EXCERTO DO TEXTO:
______
Fidel Castro (esq.)
recebeu o militar português Otelo Saraiva de Carvalho (dir.) em Cuba em julho
de 1975
O assunto era secreto. Por isso, era necessária máxima discrição. Enquanto uma delegação de portugueses e cubanos almoçava no restaurante "Los Canaviales", perto da capital cubana Havana, o militar da revolução portuguesa Otelo Saraiva de Carvalho e Raúl e Fidel Castro foram para uma sala mais isolada. Em cima da mesa, o possível envio de tropas cubanas para Angola.
"E o Fidel
disse-me: 'Eu recebi há uma semana uma delegação angolana do MPLA, que me
trouxe uma carta dramática de Agostinho Neto. É que estão tropas sul-africanas,
em apoio da UNITA, a entrar em Angola pelo rio Cunene, pela fronteira sul com a
Namíbia”, recorda hoje Otelo. “Por outro lado”, continua, “o FNLA, apoiado por
forças do Mobutu [Sese Seko], do Congo, estão a entrar pelo norte e o MPLA está
numa situação enfraquecida. Está em Luanda, mas vai ter grande dificuldade em
resistir a este cerco. E pede-me apoio militar."
Era o mês de julho de
1975. Depois da revolução de 25 de Abril de 1974 em Portugal que derrubou a
ditadura fascista, os novos governantes portugueses apressaram-se a acabar com
a guerra colonial e a encetar diálogos com os movimentos de libertação.
Em Janeiro de 1975,
Portugal reconheceu a independência de Angola na vila algarvia de Alvor. No
acordo então assinado, previa-se que o poder fosse distribuído por três
movimentos de libertação angolanos: o Movimento Popular de Libertação de Angola
(MPLA), a União Nacional para a Independência Total de Angola (UNITA) e a
Frente de Libertção de Angola (FNLA). E ficou ainda decidido que a proclamação
oficial da independência de Angola seria a 11 de Novembro de 1975.
“Tropas
cubanas para Angola, já!”"O Governo português atual não vai tomar posição por nenhum dos partidos", disse Otelo a Fidel
Mas, logo após o Acordo de Alvor, estalou a guerra. Na altura, o MPLA controlava Luanda – uma posição vantajosa que o movimento queria manter. Face à perspectiva de um cerco à capital angolana, na conversa com Fidel Castro, o militar português Otelo foi claro: era fundamental apoiar o MPLA.
"Perguntava-me o
Fidel: 'Vocês vão mandar tropas para lá para poderem apoiar o MPLA?' E eu
disse-lhe: 'Nem penses nisso! Numa situação como esta, com três movimentos de
libertação em jogo, no terreno, o Governo português atual não vai tomar posição
por nenhum dos partidos.' 'Então o que achas que eu faça?' Disse: 'Eu se
estivesse no teu lugar, fazia o seguinte: começava já a mandar tropas cubanas,
se possível negras, para Angola, já. Desembarcam ali em Luanda e ficam em apoio
do MPLA.”
______
DADOS FORNECIDOS:
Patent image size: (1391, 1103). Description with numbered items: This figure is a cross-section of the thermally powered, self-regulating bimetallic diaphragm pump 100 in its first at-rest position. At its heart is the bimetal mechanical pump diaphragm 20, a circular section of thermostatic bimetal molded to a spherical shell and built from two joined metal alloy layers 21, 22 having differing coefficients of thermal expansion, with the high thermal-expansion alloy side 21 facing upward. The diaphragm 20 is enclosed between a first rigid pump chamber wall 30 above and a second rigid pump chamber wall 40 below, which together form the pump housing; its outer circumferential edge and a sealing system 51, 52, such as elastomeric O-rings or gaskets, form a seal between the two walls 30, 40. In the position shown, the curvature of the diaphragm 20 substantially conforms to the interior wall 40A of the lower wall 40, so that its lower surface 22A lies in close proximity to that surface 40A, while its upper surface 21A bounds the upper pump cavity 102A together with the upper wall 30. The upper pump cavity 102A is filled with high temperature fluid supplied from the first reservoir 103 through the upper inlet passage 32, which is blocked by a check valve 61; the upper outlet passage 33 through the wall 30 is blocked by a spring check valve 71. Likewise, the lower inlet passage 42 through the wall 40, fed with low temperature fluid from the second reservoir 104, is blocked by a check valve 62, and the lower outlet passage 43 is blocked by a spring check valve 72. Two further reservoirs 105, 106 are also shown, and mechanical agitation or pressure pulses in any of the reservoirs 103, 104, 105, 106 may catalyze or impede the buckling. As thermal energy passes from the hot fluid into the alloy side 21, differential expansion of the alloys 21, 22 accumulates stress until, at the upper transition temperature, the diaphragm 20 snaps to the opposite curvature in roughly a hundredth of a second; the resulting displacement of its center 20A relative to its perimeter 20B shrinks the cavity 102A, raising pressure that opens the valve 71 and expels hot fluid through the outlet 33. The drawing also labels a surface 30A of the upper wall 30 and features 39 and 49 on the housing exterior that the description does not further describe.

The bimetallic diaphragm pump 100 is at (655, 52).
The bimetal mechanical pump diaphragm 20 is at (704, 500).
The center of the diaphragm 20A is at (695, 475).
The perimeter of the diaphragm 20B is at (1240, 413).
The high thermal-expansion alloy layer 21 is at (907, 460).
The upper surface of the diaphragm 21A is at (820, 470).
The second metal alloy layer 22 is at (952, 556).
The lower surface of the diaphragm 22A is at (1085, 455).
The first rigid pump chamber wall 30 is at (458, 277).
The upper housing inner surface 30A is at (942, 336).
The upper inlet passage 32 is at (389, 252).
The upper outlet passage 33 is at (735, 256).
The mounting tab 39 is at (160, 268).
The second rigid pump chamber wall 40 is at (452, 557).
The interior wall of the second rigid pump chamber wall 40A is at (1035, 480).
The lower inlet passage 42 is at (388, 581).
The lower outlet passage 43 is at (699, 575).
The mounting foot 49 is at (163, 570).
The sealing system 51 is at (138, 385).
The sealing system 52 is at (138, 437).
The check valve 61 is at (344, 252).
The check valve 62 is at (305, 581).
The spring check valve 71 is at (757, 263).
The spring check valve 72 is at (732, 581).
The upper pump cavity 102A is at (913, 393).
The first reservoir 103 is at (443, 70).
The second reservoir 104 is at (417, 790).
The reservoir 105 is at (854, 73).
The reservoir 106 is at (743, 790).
______
INSTRUÇÕES DE TRABALHO:
[1] Segundo o texto sobre o encontro de Otelo com Fidel Castro, em que data ficou decidido que seria proclamada oficialmente a independência de Angola?
[2] Dê continuidade ao texto sobre o encontro de Otelo com Fidel Castro a partir da última frase apresentada.

RESPOSTAS AO EXERCÍCIO:
[1] A 11 de Novembro de 1975.

[2]
Segundo Otelo Saraiva
de Carvalho, essa era a possibilidade que o MPLA tinha de sobreviver. Os homens
do MPLA estavam apenas habituados à "guerrilha" e, na altura, a
guerra tomava outras feições.
Visita
decisiva?
Historiador português
José Milhazes
A visita de Otelo a
Cuba terá certamente ajudado a convencer Fidel Castro a enviar tropas para
Angola, refere o historiador português José Milhazes. "Não só Otelo, mas
também o almirante Rosa Coutinho e outros portugueses que, naquele momento,
estavam a dirigir Angola no período de transição tudo fizeram para que o poder
fosse entregue ao MPLA”, esclarece.
Os primeiros militares
cubanos chegaram a Luanda em outubro de 1975. Estava-se nas vésperas da
independência. Eles eram tantos que, segundo o escritor colombiano Gabriel
García Marquez, nem o próprio líder do MPLA, Agostinho Neto, queria acreditar.
"Por este andar, Cuba vai arruinar-se", terá dito Neto na altura.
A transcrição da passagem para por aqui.